Recorded data:
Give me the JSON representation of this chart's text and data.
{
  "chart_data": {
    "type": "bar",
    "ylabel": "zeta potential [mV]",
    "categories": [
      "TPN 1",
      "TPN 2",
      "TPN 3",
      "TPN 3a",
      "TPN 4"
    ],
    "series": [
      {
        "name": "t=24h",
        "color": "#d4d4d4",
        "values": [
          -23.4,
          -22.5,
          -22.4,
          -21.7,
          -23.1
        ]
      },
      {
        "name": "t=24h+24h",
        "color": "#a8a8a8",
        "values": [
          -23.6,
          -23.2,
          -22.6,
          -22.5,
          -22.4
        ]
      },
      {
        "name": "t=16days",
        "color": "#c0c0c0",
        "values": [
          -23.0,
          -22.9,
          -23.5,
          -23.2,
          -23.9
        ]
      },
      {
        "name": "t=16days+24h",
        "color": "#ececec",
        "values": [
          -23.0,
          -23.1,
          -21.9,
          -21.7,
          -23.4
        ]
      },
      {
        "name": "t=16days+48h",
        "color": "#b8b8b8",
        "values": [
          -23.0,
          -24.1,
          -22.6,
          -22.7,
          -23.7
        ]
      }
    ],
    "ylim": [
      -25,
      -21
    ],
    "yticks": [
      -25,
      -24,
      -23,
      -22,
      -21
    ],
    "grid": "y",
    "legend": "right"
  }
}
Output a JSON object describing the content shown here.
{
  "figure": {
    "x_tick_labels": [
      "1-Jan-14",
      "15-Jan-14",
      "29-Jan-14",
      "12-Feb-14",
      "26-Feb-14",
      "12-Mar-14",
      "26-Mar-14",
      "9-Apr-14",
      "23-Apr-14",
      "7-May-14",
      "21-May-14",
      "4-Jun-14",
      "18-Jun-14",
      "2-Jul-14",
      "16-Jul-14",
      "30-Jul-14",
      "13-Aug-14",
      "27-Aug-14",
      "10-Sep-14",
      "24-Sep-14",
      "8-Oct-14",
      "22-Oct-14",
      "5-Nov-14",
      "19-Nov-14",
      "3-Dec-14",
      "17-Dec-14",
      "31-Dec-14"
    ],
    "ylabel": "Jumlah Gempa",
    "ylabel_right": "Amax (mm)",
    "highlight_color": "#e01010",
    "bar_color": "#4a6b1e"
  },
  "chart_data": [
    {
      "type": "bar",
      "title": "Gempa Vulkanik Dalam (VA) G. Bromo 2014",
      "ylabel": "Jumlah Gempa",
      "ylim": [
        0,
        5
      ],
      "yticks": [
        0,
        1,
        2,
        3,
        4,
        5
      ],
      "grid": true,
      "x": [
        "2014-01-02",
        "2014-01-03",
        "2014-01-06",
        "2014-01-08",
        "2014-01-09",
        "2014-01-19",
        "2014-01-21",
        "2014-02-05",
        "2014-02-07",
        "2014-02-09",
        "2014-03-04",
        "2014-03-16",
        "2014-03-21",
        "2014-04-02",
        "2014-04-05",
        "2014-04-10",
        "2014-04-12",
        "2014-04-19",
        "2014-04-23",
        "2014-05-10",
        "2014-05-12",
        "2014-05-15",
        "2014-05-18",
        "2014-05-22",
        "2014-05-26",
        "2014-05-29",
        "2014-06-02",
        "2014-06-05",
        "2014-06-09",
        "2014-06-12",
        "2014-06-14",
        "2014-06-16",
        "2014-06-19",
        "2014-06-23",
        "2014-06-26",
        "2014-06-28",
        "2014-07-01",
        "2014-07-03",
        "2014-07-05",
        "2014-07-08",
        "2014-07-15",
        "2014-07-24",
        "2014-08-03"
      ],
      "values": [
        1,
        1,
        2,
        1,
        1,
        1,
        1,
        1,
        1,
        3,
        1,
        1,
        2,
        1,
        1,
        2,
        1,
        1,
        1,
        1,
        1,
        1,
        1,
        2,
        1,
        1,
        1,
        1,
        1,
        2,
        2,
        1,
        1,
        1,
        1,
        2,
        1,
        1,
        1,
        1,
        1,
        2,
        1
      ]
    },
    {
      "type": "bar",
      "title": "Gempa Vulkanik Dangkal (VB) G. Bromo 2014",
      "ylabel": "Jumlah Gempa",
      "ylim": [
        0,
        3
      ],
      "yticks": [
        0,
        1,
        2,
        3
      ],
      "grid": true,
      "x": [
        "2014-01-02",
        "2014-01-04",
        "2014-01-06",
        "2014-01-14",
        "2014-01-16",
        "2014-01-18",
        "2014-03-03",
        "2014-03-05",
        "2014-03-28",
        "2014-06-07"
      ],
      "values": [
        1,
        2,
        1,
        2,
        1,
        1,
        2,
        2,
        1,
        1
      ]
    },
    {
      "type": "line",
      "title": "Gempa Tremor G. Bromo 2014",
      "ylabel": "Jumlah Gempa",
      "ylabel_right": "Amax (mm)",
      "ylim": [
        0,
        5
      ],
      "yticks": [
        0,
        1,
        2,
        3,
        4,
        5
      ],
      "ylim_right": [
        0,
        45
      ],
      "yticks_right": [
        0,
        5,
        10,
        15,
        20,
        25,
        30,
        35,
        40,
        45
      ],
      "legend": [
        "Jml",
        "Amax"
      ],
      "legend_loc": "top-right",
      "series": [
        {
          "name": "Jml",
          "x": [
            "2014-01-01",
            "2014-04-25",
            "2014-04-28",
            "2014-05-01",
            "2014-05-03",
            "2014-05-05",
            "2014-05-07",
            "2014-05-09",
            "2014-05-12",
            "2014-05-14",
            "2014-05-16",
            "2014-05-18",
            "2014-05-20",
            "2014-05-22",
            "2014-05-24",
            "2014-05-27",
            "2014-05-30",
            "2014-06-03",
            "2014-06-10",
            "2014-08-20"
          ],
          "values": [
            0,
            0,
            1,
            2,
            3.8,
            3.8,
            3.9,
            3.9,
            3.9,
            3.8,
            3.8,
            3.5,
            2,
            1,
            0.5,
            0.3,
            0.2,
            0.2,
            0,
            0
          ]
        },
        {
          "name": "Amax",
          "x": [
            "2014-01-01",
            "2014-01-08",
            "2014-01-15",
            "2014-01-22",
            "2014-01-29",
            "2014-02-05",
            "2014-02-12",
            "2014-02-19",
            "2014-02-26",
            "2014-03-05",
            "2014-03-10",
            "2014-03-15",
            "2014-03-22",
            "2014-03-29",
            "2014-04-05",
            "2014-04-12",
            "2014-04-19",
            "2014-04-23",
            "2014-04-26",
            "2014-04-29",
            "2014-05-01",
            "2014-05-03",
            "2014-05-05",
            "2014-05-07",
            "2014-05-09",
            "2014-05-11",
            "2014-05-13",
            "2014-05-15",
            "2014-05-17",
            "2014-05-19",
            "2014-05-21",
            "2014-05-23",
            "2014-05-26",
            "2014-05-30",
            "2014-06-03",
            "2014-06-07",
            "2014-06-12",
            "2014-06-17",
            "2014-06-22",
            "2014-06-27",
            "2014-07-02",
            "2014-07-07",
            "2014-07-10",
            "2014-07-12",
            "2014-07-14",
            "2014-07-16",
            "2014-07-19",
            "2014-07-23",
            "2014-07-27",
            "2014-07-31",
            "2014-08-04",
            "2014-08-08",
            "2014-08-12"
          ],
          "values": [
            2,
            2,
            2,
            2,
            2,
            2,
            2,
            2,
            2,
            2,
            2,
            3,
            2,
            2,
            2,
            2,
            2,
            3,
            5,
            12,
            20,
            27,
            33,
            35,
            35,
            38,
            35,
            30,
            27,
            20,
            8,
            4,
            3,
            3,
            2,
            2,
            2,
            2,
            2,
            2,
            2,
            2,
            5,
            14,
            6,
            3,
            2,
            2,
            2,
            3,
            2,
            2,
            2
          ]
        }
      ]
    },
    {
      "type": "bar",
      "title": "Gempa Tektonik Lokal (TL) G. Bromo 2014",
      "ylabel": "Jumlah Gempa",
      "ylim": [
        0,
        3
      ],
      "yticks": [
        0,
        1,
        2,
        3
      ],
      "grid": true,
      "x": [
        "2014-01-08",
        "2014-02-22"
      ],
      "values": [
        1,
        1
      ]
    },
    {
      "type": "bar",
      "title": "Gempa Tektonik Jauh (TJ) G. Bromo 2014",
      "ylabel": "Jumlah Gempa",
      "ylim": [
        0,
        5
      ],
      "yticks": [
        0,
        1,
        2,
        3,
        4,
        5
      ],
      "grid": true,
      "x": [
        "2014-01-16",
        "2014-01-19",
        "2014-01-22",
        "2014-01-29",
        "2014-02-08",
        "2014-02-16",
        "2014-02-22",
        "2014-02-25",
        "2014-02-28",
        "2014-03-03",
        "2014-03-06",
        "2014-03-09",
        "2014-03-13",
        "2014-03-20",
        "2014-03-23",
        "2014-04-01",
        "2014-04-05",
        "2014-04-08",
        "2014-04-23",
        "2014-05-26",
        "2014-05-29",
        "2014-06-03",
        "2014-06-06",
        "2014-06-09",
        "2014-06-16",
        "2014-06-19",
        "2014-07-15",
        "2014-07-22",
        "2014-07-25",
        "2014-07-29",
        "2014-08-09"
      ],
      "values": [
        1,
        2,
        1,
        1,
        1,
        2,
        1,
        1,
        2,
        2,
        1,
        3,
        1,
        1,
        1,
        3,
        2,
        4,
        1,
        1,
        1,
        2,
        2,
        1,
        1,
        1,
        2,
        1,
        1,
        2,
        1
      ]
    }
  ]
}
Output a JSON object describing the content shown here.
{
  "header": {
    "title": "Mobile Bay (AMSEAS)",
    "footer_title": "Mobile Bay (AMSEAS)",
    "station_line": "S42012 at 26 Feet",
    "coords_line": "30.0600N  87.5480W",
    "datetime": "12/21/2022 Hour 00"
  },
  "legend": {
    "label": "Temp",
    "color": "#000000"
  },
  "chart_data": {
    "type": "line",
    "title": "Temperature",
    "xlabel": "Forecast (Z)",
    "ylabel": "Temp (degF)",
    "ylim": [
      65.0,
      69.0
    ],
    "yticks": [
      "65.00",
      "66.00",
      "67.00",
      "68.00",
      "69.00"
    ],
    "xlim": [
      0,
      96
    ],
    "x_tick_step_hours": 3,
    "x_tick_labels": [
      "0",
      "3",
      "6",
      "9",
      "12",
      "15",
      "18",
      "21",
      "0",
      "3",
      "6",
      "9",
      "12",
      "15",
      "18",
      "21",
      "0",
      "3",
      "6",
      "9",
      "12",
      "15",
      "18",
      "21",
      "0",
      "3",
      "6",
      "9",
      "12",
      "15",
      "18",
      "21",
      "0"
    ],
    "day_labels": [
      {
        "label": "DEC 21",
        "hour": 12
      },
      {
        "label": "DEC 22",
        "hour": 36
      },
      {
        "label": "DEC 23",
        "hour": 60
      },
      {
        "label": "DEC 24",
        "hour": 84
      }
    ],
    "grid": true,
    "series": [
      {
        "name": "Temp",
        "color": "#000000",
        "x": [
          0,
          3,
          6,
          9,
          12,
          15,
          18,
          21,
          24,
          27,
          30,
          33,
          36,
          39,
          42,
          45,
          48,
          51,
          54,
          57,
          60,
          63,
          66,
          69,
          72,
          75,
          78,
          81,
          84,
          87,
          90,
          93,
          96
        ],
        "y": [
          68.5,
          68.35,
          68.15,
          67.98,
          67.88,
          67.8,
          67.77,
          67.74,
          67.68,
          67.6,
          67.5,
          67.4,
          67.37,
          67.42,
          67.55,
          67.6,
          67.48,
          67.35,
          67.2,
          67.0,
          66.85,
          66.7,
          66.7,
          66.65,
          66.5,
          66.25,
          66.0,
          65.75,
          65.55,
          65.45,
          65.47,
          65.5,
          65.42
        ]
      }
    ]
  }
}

Request:
Tally the lines holding the string "name" and give only the count.

Problem solution:
8